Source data
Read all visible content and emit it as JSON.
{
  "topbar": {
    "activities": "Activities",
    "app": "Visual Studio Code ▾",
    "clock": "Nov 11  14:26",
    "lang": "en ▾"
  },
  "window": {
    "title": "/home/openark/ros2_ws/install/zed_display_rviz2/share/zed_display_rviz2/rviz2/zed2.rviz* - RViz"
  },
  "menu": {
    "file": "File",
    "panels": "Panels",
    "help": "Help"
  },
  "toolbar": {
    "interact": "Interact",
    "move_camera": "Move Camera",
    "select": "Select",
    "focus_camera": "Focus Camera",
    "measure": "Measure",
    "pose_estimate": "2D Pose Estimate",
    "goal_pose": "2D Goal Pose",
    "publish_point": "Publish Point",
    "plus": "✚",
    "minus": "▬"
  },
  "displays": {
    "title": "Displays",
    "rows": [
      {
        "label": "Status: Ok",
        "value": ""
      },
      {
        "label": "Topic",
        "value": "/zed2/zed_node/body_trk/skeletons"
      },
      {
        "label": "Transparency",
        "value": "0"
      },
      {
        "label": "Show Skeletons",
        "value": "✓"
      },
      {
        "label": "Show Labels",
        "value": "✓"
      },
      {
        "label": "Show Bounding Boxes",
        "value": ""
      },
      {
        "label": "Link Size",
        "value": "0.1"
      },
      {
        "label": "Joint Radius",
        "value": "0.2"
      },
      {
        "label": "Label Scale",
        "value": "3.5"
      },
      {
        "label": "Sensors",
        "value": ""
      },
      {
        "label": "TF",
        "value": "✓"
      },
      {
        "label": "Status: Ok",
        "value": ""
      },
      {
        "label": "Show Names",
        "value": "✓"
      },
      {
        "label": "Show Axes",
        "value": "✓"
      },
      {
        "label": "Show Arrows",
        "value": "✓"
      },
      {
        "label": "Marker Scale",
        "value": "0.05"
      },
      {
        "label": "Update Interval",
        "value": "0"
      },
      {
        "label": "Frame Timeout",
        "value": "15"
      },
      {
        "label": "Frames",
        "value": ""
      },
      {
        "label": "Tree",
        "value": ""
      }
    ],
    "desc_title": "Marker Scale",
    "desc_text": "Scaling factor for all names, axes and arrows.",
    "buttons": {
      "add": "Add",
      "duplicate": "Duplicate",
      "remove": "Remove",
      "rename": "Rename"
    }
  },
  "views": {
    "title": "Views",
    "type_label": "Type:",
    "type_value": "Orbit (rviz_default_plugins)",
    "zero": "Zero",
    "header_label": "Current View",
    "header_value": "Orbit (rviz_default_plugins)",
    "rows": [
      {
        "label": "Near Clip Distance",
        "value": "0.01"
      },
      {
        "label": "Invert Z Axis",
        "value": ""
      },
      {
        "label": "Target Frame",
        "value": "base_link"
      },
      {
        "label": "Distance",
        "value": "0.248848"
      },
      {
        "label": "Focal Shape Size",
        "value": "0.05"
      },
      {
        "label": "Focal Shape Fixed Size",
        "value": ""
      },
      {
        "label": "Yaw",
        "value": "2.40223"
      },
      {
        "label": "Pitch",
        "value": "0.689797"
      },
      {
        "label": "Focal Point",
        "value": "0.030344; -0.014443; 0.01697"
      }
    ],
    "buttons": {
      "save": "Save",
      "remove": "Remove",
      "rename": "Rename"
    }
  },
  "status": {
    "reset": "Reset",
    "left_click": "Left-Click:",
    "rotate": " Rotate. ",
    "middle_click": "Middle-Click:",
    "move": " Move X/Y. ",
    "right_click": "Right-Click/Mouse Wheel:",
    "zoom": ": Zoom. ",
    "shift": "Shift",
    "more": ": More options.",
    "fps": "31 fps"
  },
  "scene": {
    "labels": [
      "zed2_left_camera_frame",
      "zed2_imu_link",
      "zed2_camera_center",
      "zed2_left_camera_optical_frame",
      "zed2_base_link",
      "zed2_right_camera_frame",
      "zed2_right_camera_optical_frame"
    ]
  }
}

#### TASK OBJECTIVE:
Write down all the entries again without a single difference.

#### THE OUTPUT:
Read all visible content and emit it as JSON.
{
  "topbar": {
    "activities": "Activities",
    "app": "Visual Studio Code ▾",
    "clock": "Nov 11  14:26",
    "lang": "en ▾"
  },
  "window": {
    "title": "/home/openark/ros2_ws/install/zed_display_rviz2/share/zed_display_rviz2/rviz2/zed2.rviz* - RViz"
  },
  "menu": {
    "file": "File",
    "panels": "Panels",
    "help": "Help"
  },
  "toolbar": {
    "interact": "Interact",
    "move_camera": "Move Camera",
    "select": "Select",
    "focus_camera": "Focus Camera",
    "measure": "Measure",
    "pose_estimate": "2D Pose Estimate",
    "goal_pose": "2D Goal Pose",
    "publish_point": "Publish Point",
    "plus": "✚",
    "minus": "▬"
  },
  "displays": {
    "title": "Displays",
    "rows": [
      {
        "label": "Status: Ok",
        "value": ""
      },
      {
        "label": "Topic",
        "value": "/zed2/zed_node/body_trk/skeletons"
      },
      {
        "label": "Transparency",
        "value": "0"
      },
      {
        "label": "Show Skeletons",
        "value": "✓"
      },
      {
        "label": "Show Labels",
        "value": "✓"
      },
      {
        "label": "Show Bounding Boxes",
        "value": ""
      },
      {
        "label": "Link Size",
        "value": "0.1"
      },
      {
        "label": "Joint Radius",
        "value": "0.2"
      },
      {
        "label": "Label Scale",
        "value": "3.5"
      },
      {
        "label": "Sensors",
        "value": ""
      },
      {
        "label": "TF",
        "value": "✓"
      },
      {
        "label": "Status: Ok",
        "value": ""
      },
      {
        "label": "Show Names",
        "value": "✓"
      },
      {
        "label": "Show Axes",
        "value": "✓"
      },
      {
        "label": "Show Arrows",
        "value": "✓"
      },
      {
        "label": "Marker Scale",
        "value": "0.05"
      },
      {
        "label": "Update Interval",
        "value": "0"
      },
      {
        "label": "Frame Timeout",
        "value": "15"
      },
      {
        "label": "Frames",
        "value": ""
      },
      {
        "label": "Tree",
        "value": ""
      }
    ],
    "desc_title": "Marker Scale",
    "desc_text": "Scaling factor for all names, axes and arrows.",
    "buttons": {
      "add": "Add",
      "duplicate": "Duplicate",
      "remove": "Remove",
      "rename": "Rename"
    }
  },
  "views": {
    "title": "Views",
    "type_label": "Type:",
    "type_value": "Orbit (rviz_default_plugins)",
    "zero": "Zero",
    "header_label": "Current View",
    "header_value": "Orbit (rviz_default_plugins)",
    "rows": [
      {
        "label": "Near Clip Distance",
        "value": "0.01"
      },
      {
        "label": "Invert Z Axis",
        "value": ""
      },
      {
        "label": "Target Frame",
        "value": "base_link"
      },
      {
        "label": "Distance",
        "value": "0.248848"
      },
      {
        "label": "Focal Shape Size",
        "value": "0.05"
      },
      {
        "label": "Focal Shape Fixed Size",
        "value": ""
      },
      {
        "label": "Yaw",
        "value": "2.40223"
      },
      {
        "label": "Pitch",
        "value": "0.689797"
      },
      {
        "label": "Focal Point",
        "value": "0.030344; -0.014443; 0.01697"
      }
    ],
    "buttons": {
      "save": "Save",
      "remove": "Remove",
      "rename": "Rename"
    }
  },
  "status": {
    "reset": "Reset",
    "left_click": "Left-Click:",
    "rotate": " Rotate. ",
    "middle_click": "Middle-Click:",
    "move": " Move X/Y. ",
    "right_click": "Right-Click/Mouse Wheel:",
    "zoom": ": Zoom. ",
    "shift": "Shift",
    "more": ": More options.",
    "fps": "31 fps"
  },
  "scene": {
    "labels": [
      "zed2_left_camera_frame",
      "zed2_imu_link",
      "zed2_camera_center",
      "zed2_left_camera_optical_frame",
      "zed2_base_link",
      "zed2_right_camera_frame",
      "zed2_right_camera_optical_frame"
    ]
  }
}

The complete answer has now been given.